→ **Stated exercise**
In the entries below, find every line with "name" and copy it.

→ **Recorded data**

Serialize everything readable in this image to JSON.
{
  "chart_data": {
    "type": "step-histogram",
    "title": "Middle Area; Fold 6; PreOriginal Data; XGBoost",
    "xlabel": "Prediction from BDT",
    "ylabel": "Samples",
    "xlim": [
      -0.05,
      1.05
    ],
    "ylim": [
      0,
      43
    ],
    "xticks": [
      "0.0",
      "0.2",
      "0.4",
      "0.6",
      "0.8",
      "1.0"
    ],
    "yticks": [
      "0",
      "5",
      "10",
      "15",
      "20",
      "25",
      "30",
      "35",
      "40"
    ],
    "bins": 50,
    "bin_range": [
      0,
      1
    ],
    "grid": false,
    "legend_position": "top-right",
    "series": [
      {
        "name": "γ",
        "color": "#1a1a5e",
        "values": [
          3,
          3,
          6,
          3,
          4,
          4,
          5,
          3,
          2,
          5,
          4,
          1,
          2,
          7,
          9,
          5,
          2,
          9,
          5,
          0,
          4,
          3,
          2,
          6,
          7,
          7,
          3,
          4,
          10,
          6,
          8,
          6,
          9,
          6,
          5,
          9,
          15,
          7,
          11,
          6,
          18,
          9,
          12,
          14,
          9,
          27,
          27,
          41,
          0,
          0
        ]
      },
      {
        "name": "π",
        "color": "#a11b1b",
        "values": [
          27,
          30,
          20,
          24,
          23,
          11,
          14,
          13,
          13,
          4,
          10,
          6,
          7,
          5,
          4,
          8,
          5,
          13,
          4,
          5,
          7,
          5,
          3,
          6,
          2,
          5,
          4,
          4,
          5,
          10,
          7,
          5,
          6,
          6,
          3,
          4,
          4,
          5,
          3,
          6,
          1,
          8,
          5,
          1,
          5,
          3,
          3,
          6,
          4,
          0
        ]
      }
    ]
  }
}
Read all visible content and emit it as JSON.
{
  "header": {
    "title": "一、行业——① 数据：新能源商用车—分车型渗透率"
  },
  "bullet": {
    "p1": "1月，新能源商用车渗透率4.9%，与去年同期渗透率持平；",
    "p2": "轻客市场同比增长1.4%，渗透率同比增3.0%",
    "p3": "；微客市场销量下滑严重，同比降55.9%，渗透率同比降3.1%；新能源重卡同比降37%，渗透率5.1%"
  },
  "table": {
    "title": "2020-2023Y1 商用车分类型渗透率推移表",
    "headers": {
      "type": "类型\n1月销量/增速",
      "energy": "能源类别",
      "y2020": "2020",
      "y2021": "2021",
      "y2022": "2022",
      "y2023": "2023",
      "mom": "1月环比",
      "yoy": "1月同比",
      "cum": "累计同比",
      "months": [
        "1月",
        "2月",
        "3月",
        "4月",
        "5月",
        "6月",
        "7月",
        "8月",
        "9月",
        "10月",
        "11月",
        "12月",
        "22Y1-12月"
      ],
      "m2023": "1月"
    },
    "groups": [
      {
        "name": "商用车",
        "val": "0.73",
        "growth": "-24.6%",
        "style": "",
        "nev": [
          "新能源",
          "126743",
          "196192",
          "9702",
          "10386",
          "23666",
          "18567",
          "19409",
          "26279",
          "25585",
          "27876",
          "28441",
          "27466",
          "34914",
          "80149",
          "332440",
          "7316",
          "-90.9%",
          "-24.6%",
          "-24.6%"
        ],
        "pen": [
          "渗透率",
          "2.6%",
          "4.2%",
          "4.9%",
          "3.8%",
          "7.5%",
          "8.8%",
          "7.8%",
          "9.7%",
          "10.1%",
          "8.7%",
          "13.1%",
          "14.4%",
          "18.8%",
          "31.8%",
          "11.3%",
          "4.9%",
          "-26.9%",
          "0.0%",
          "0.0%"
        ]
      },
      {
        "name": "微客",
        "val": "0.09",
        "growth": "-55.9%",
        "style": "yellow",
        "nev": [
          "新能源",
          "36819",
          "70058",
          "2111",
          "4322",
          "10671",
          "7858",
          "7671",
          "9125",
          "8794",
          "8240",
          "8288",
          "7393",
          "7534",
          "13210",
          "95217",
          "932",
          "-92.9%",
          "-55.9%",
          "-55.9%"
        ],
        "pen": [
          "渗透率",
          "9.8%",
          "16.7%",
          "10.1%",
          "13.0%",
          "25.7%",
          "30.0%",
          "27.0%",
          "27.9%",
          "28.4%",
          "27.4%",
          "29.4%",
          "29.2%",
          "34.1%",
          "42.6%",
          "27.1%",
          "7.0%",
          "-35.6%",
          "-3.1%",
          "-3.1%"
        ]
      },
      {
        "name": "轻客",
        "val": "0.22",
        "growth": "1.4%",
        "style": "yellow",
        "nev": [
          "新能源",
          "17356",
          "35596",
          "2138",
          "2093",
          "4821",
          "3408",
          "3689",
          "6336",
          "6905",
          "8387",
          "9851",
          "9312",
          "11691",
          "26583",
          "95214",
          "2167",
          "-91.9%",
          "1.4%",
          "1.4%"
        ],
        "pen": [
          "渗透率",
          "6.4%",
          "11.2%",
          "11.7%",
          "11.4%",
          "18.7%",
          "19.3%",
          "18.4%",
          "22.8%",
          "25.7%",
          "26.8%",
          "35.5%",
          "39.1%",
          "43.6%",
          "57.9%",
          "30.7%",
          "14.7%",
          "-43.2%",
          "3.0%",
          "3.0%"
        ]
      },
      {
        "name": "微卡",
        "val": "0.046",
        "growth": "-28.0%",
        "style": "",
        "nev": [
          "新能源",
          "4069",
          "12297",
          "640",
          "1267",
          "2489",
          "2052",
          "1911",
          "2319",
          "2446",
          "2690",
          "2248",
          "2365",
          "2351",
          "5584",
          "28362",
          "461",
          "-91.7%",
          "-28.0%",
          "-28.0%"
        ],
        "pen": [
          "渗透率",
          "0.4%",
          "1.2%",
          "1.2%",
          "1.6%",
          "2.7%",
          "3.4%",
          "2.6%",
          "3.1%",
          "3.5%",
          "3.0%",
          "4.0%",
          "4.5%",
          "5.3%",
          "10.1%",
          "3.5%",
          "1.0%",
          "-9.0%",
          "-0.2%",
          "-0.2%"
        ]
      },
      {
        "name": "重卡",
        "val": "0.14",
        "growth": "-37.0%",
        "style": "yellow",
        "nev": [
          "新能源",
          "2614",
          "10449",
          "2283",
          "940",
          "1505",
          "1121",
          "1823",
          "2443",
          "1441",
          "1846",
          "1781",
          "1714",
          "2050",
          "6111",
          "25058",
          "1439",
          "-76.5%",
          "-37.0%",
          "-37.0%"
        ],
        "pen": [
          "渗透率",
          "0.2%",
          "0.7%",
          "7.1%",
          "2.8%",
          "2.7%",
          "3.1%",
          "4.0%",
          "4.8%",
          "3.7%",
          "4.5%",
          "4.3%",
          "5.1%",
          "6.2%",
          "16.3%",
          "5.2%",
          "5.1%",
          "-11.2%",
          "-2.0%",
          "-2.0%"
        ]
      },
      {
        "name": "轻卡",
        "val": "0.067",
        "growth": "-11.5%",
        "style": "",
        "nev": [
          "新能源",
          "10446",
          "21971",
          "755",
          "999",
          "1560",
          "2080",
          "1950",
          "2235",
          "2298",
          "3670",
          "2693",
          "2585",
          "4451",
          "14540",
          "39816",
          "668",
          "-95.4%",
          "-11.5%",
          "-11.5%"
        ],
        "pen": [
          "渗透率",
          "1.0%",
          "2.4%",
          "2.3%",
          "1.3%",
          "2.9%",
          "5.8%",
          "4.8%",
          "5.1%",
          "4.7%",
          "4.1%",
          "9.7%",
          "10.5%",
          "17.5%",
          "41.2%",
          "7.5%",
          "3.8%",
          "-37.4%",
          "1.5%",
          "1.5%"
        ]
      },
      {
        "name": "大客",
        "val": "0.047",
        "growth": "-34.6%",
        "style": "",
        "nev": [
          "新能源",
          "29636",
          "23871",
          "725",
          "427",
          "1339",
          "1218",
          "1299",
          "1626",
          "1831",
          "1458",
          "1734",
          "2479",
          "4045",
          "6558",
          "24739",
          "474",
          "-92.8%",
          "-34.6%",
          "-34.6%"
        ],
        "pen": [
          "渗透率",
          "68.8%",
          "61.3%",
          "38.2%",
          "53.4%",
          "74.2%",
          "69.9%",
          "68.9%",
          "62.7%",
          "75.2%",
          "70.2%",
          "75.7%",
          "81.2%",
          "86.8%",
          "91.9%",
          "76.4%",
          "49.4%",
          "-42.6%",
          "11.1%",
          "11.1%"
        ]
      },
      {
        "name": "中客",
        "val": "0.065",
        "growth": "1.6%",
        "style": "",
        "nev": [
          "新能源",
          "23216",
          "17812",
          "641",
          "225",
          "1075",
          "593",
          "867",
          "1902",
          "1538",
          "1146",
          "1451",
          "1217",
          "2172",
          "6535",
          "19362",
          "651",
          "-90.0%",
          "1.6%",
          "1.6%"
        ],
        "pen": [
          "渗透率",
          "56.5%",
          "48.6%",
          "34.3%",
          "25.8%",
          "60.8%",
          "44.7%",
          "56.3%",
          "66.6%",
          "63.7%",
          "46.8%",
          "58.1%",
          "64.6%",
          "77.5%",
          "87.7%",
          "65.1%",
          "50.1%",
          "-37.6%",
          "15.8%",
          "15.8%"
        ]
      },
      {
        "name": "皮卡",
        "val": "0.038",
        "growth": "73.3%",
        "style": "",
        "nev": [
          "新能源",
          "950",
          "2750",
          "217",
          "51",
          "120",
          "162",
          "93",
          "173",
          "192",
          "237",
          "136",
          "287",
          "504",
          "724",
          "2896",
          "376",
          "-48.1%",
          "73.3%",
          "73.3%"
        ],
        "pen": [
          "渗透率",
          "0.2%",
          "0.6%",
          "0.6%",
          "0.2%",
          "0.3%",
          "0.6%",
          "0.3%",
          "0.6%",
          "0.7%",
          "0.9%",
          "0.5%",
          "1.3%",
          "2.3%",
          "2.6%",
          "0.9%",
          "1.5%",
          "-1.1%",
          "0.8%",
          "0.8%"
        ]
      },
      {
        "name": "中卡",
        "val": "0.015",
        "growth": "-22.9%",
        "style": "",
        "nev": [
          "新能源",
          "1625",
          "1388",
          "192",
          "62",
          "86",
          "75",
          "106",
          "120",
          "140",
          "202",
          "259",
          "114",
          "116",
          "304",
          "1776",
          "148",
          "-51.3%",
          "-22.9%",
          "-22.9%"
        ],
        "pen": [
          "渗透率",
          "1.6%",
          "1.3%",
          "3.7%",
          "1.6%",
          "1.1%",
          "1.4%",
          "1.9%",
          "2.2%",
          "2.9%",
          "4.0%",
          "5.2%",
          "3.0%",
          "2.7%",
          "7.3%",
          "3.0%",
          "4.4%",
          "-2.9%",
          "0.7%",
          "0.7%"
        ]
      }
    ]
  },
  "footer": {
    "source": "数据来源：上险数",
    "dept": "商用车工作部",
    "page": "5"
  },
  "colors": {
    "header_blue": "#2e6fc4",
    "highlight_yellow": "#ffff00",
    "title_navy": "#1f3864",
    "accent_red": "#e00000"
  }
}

→ **Output for this task**
        "name": "γ",
        "name": "π",
        "name": "商用车",
        "name": "微客",
        "name": "轻客",
        "name": "微卡",
        "name": "重卡",
        "name": "轻卡",
        "name": "大客",
        "name": "中客",
        "name": "皮卡",
        "name": "中卡",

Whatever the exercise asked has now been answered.